> **DOCUMENT SECTION**
────────────────────
Another article about victim opposition to the death penalty from Eric Rogers, whose parents were murdered in 2006. This is from California's CBS, posted yesterday:
A man who witnessed his uncle murder his parents in their El Cerrito home in 2006 told his parents' killer in court in Martinez Monday that he does not think he should be executed for his crimes.
Eric Rogers was 17 years old when Edward Wycoff, now 40, broke into his family's home 1467 Rifle Range Road in the El Cerrito hills shortly before 4:30 a.m. on Jan. 31, 2006, and stabbed and bludgeoned his parents, Julie Rogers, 47, and Paul Rogers, 48.
During the attack, Eric Rogers and his 12-year-old sister hid in a bedroom while Eric Rogers called 911.
In court Monday, Eric Rogers, now 21, told Wycoff, "I think you should get life without the possibility of parole."
"I think the death penalty would be wrong. I think you are mentally childish. I think you are very immature," Rogers said. "I've talked to people who have known you for a long time and they say you haven't changed much since you were about 9 years old."
Wycoff was convicted Oct. 27 of two counts of first-degree murder with enhancements for the use of a knife and a wheelbarrow handle in the killings.
────────────────────
> **MATERIAL PROVIDED**
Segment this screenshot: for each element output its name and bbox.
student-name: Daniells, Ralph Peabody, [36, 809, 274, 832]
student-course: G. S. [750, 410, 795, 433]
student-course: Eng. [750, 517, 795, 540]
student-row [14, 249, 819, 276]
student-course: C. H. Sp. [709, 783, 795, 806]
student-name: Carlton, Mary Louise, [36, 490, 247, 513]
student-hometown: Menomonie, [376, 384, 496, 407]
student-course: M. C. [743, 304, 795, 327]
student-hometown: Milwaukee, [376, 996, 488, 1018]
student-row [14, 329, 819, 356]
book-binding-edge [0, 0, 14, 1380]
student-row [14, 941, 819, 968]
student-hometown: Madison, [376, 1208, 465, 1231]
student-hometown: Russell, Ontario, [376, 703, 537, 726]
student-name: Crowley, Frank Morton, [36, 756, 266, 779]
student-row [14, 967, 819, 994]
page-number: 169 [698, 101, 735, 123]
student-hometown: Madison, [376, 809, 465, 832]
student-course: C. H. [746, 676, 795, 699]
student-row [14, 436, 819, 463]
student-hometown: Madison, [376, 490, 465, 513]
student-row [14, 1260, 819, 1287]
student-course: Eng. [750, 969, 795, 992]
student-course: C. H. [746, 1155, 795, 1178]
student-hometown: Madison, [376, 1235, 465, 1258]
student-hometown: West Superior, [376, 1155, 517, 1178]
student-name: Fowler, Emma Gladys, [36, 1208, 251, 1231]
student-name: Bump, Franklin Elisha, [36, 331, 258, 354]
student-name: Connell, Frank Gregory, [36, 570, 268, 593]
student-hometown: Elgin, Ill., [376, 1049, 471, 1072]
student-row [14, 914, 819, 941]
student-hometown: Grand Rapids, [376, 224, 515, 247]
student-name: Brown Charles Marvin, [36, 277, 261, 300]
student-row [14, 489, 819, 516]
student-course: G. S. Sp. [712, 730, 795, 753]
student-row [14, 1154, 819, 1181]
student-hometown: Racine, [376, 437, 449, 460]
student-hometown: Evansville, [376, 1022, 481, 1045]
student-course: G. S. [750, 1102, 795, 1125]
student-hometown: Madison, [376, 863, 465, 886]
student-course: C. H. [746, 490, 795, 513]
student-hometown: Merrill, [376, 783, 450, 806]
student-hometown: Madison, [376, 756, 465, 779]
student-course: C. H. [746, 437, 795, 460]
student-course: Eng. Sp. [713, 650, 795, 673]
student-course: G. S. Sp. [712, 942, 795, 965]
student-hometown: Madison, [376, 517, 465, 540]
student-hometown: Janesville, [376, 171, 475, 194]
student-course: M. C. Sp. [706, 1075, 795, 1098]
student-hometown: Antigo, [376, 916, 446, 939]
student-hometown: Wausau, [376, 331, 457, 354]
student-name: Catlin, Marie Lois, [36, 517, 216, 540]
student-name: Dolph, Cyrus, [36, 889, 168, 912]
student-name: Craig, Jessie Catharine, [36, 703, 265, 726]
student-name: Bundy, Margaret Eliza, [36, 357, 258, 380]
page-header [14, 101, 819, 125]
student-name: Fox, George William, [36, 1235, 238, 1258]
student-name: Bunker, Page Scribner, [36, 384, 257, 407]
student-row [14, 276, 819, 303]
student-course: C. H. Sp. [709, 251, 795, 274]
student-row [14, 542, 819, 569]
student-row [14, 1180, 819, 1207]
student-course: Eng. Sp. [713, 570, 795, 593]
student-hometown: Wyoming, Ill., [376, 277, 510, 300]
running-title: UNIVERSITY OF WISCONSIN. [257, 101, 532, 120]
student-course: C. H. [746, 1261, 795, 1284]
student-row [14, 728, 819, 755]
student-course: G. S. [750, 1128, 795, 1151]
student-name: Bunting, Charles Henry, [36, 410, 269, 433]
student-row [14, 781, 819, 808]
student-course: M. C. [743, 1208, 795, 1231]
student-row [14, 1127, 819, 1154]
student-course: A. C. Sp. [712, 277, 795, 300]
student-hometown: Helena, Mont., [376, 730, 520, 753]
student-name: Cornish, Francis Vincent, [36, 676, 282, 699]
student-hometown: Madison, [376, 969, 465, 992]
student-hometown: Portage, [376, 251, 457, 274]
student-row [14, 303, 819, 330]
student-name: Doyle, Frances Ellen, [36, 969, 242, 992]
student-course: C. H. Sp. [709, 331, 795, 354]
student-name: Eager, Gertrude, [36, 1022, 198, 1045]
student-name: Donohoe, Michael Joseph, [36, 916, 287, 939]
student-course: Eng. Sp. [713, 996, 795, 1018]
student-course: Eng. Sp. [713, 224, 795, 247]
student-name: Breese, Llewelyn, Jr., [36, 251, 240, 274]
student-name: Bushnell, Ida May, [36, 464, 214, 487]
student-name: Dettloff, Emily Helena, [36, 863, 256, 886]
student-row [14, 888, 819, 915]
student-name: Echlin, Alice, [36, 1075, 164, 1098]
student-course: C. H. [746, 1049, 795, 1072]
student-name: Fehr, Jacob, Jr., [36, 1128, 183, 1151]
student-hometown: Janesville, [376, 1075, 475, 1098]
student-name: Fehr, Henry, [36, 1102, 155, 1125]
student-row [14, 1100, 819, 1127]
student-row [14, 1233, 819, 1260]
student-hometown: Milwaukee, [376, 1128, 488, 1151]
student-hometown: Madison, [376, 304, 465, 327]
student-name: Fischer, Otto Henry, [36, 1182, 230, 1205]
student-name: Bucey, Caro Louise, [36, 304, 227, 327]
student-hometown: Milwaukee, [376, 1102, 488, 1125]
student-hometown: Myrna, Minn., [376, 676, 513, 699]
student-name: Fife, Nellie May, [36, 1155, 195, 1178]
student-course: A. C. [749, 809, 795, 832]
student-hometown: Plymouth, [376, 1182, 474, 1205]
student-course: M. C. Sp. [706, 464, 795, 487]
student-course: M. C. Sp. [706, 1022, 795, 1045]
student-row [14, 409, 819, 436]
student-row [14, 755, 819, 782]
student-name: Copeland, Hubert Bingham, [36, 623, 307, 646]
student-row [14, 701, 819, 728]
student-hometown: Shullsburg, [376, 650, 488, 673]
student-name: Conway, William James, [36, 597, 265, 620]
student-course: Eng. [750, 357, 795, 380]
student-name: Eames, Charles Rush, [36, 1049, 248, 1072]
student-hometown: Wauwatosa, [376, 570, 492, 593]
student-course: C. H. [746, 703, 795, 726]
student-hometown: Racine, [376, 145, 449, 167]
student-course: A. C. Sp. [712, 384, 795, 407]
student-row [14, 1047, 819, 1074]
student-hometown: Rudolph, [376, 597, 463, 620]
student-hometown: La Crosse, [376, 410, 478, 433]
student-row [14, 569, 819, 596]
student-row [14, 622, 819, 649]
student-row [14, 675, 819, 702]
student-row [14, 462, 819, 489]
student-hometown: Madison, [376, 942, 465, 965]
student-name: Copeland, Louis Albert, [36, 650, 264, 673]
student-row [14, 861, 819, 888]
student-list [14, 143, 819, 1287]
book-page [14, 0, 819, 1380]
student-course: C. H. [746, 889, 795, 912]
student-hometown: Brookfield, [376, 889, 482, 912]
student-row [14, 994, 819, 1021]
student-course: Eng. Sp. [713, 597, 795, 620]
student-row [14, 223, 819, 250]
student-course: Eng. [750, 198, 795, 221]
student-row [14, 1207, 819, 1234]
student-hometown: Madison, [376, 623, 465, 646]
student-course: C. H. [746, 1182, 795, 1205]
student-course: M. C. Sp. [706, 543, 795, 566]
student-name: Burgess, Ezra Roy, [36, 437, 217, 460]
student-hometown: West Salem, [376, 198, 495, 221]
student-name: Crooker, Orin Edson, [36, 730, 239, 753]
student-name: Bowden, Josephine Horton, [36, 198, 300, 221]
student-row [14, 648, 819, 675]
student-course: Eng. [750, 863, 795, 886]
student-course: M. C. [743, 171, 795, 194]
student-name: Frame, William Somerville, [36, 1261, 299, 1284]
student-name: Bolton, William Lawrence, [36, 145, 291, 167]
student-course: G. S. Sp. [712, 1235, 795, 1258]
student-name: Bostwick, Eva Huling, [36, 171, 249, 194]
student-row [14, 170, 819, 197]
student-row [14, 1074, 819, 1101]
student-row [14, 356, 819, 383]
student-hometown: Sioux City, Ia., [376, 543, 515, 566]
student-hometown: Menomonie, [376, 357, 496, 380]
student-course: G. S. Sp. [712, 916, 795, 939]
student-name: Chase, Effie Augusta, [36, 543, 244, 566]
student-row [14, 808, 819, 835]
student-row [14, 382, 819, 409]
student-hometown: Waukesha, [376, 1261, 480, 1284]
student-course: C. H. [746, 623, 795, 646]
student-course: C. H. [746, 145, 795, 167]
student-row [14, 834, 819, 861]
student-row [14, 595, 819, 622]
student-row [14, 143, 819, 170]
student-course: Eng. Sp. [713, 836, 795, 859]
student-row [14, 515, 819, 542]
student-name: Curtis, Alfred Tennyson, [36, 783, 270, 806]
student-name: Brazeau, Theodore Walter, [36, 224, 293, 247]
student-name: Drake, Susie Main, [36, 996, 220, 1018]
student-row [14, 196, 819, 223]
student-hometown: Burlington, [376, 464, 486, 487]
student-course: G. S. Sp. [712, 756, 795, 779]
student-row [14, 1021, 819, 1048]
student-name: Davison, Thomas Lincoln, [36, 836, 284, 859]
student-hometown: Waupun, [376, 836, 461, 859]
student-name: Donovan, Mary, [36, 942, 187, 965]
────────────────────
> **TASKS**
1 – Summarize the article about Eric Rogers in two sentences.
2 – Name every person identified by name in the article about Eric Rogers.
3 – Reproduce word for word everything in the article about Eric Rogers from "Eric Rogers was" down to "Paul Rogers, 48.".
The items come from a different source than the article about Eric Rogers.

> **ANSWERS TO THE TASKS**
1 – In court in Martinez, Eric Rogers, whose parents Julie and Paul Rogers were killed in their El Cerrito home in 2006 by his uncle Edward Wycoff, told Wycoff that he should get life without the possibility of parole rather than the death penalty. Wycoff was convicted Oct. 27 of two counts of first-degree murder, with enhancements for using a knife and a wheelbarrow handle in the killings.

2 –
Eric Rogers
Edward Wycoff
Julie Rogers
Paul Rogers

3 –
Eric Rogers was 17 years old when Edward Wycoff, now 40, broke into his family's home 1467 Rifle Range Road in the El Cerrito hills shortly before 4:30 a.m. on Jan. 31, 2006, and stabbed and bludgeoned his parents, Julie Rogers, 47, and Paul Rogers, 48.